## Input material
◇ ◇ ◇ ◇
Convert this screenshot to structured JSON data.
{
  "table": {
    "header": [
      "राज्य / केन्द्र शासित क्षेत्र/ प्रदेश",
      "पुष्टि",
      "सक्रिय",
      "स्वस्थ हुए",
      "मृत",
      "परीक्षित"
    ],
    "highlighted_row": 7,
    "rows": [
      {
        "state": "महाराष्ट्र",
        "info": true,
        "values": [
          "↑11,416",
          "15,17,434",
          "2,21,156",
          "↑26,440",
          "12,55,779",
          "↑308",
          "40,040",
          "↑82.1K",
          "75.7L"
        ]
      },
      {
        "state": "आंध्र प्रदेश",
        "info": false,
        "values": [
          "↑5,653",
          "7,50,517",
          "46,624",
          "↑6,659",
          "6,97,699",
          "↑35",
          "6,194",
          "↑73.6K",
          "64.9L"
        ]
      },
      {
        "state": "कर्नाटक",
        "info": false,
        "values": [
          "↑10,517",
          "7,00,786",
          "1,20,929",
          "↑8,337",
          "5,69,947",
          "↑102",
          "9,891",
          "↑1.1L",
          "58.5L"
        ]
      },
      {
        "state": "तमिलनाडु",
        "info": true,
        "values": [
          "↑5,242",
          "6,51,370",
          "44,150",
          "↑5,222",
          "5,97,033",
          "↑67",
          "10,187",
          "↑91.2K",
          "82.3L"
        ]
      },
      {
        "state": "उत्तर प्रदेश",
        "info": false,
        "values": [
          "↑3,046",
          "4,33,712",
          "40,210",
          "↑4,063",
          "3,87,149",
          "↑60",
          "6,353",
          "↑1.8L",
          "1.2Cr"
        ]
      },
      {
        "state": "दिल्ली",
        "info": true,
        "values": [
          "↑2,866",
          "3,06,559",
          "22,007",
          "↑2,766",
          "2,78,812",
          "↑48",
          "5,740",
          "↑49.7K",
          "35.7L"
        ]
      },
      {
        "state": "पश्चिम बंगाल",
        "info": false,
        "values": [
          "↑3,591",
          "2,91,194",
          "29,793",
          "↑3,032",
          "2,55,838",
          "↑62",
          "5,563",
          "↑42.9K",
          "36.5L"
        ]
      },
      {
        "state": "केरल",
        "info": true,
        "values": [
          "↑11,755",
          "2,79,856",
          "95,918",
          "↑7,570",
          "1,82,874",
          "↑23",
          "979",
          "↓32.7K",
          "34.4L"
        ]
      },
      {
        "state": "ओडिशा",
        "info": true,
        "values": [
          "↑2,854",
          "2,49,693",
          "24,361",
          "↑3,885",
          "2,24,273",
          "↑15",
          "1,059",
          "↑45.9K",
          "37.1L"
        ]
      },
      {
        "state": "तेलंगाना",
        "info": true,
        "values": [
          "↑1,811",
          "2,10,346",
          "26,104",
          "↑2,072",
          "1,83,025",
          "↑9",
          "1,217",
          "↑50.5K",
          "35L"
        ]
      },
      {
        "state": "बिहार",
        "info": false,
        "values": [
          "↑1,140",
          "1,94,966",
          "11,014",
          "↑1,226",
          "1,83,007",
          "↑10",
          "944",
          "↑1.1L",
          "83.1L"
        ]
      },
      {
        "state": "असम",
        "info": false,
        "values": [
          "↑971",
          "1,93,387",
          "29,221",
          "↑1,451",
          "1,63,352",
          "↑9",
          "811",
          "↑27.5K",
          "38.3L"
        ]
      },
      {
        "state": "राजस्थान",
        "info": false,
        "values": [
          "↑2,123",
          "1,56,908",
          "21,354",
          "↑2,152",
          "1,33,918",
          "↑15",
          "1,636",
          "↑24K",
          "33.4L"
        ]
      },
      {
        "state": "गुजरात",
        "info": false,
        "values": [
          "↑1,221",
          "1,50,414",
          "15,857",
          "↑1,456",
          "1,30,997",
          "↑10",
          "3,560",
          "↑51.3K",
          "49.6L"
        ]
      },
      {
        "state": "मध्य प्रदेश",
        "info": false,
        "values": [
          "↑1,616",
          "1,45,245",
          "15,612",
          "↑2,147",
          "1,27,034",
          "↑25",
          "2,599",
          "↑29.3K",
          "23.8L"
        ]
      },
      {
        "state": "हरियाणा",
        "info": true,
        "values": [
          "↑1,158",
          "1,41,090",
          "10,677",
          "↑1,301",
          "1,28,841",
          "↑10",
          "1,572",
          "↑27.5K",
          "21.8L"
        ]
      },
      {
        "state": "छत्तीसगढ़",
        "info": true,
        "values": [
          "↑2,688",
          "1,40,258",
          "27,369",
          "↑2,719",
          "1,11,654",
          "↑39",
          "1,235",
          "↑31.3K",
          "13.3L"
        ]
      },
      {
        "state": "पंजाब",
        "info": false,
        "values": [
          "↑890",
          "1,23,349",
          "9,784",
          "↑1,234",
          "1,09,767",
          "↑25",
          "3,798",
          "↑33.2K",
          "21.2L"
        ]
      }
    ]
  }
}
◇ ◇ ◇ ◇
## The exercise
Retype all the material above precisely, with no line left out.

## Task response
Convert this screenshot to structured JSON data.
{
  "table": {
    "header": [
      "राज्य / केन्द्र शासित क्षेत्र/ प्रदेश",
      "पुष्टि",
      "सक्रिय",
      "स्वस्थ हुए",
      "मृत",
      "परीक्षित"
    ],
    "highlighted_row": 7,
    "rows": [
      {
        "state": "महाराष्ट्र",
        "info": true,
        "values": [
          "↑11,416",
          "15,17,434",
          "2,21,156",
          "↑26,440",
          "12,55,779",
          "↑308",
          "40,040",
          "↑82.1K",
          "75.7L"
        ]
      },
      {
        "state": "आंध्र प्रदेश",
        "info": false,
        "values": [
          "↑5,653",
          "7,50,517",
          "46,624",
          "↑6,659",
          "6,97,699",
          "↑35",
          "6,194",
          "↑73.6K",
          "64.9L"
        ]
      },
      {
        "state": "कर्नाटक",
        "info": false,
        "values": [
          "↑10,517",
          "7,00,786",
          "1,20,929",
          "↑8,337",
          "5,69,947",
          "↑102",
          "9,891",
          "↑1.1L",
          "58.5L"
        ]
      },
      {
        "state": "तमिलनाडु",
        "info": true,
        "values": [
          "↑5,242",
          "6,51,370",
          "44,150",
          "↑5,222",
          "5,97,033",
          "↑67",
          "10,187",
          "↑91.2K",
          "82.3L"
        ]
      },
      {
        "state": "उत्तर प्रदेश",
        "info": false,
        "values": [
          "↑3,046",
          "4,33,712",
          "40,210",
          "↑4,063",
          "3,87,149",
          "↑60",
          "6,353",
          "↑1.8L",
          "1.2Cr"
        ]
      },
      {
        "state": "दिल्ली",
        "info": true,
        "values": [
          "↑2,866",
          "3,06,559",
          "22,007",
          "↑2,766",
          "2,78,812",
          "↑48",
          "5,740",
          "↑49.7K",
          "35.7L"
        ]
      },
      {
        "state": "पश्चिम बंगाल",
        "info": false,
        "values": [
          "↑3,591",
          "2,91,194",
          "29,793",
          "↑3,032",
          "2,55,838",
          "↑62",
          "5,563",
          "↑42.9K",
          "36.5L"
        ]
      },
      {
        "state": "केरल",
        "info": true,
        "values": [
          "↑11,755",
          "2,79,856",
          "95,918",
          "↑7,570",
          "1,82,874",
          "↑23",
          "979",
          "↓32.7K",
          "34.4L"
        ]
      },
      {
        "state": "ओडिशा",
        "info": true,
        "values": [
          "↑2,854",
          "2,49,693",
          "24,361",
          "↑3,885",
          "2,24,273",
          "↑15",
          "1,059",
          "↑45.9K",
          "37.1L"
        ]
      },
      {
        "state": "तेलंगाना",
        "info": true,
        "values": [
          "↑1,811",
          "2,10,346",
          "26,104",
          "↑2,072",
          "1,83,025",
          "↑9",
          "1,217",
          "↑50.5K",
          "35L"
        ]
      },
      {
        "state": "बिहार",
        "info": false,
        "values": [
          "↑1,140",
          "1,94,966",
          "11,014",
          "↑1,226",
          "1,83,007",
          "↑10",
          "944",
          "↑1.1L",
          "83.1L"
        ]
      },
      {
        "state": "असम",
        "info": false,
        "values": [
          "↑971",
          "1,93,387",
          "29,221",
          "↑1,451",
          "1,63,352",
          "↑9",
          "811",
          "↑27.5K",
          "38.3L"
        ]
      },
      {
        "state": "राजस्थान",
        "info": false,
        "values": [
          "↑2,123",
          "1,56,908",
          "21,354",
          "↑2,152",
          "1,33,918",
          "↑15",
          "1,636",
          "↑24K",
          "33.4L"
        ]
      },
      {
        "state": "गुजरात",
        "info": false,
        "values": [
          "↑1,221",
          "1,50,414",
          "15,857",
          "↑1,456",
          "1,30,997",
          "↑10",
          "3,560",
          "↑51.3K",
          "49.6L"
        ]
      },
      {
        "state": "मध्य प्रदेश",
        "info": false,
        "values": [
          "↑1,616",
          "1,45,245",
          "15,612",
          "↑2,147",
          "1,27,034",
          "↑25",
          "2,599",
          "↑29.3K",
          "23.8L"
        ]
      },
      {
        "state": "हरियाणा",
        "info": true,
        "values": [
          "↑1,158",
          "1,41,090",
          "10,677",
          "↑1,301",
          "1,28,841",
          "↑10",
          "1,572",
          "↑27.5K",
          "21.8L"
        ]
      },
      {
        "state": "छत्तीसगढ़",
        "info": true,
        "values": [
          "↑2,688",
          "1,40,258",
          "27,369",
          "↑2,719",
          "1,11,654",
          "↑39",
          "1,235",
          "↑31.3K",
          "13.3L"
        ]
      },
      {
        "state": "पंजाब",
        "info": false,
        "values": [
          "↑890",
          "1,23,349",
          "9,784",
          "↑1,234",
          "1,09,767",
          "↑25",
          "3,798",
          "↑33.2K",
          "21.2L"
        ]
      }
    ]
  }
}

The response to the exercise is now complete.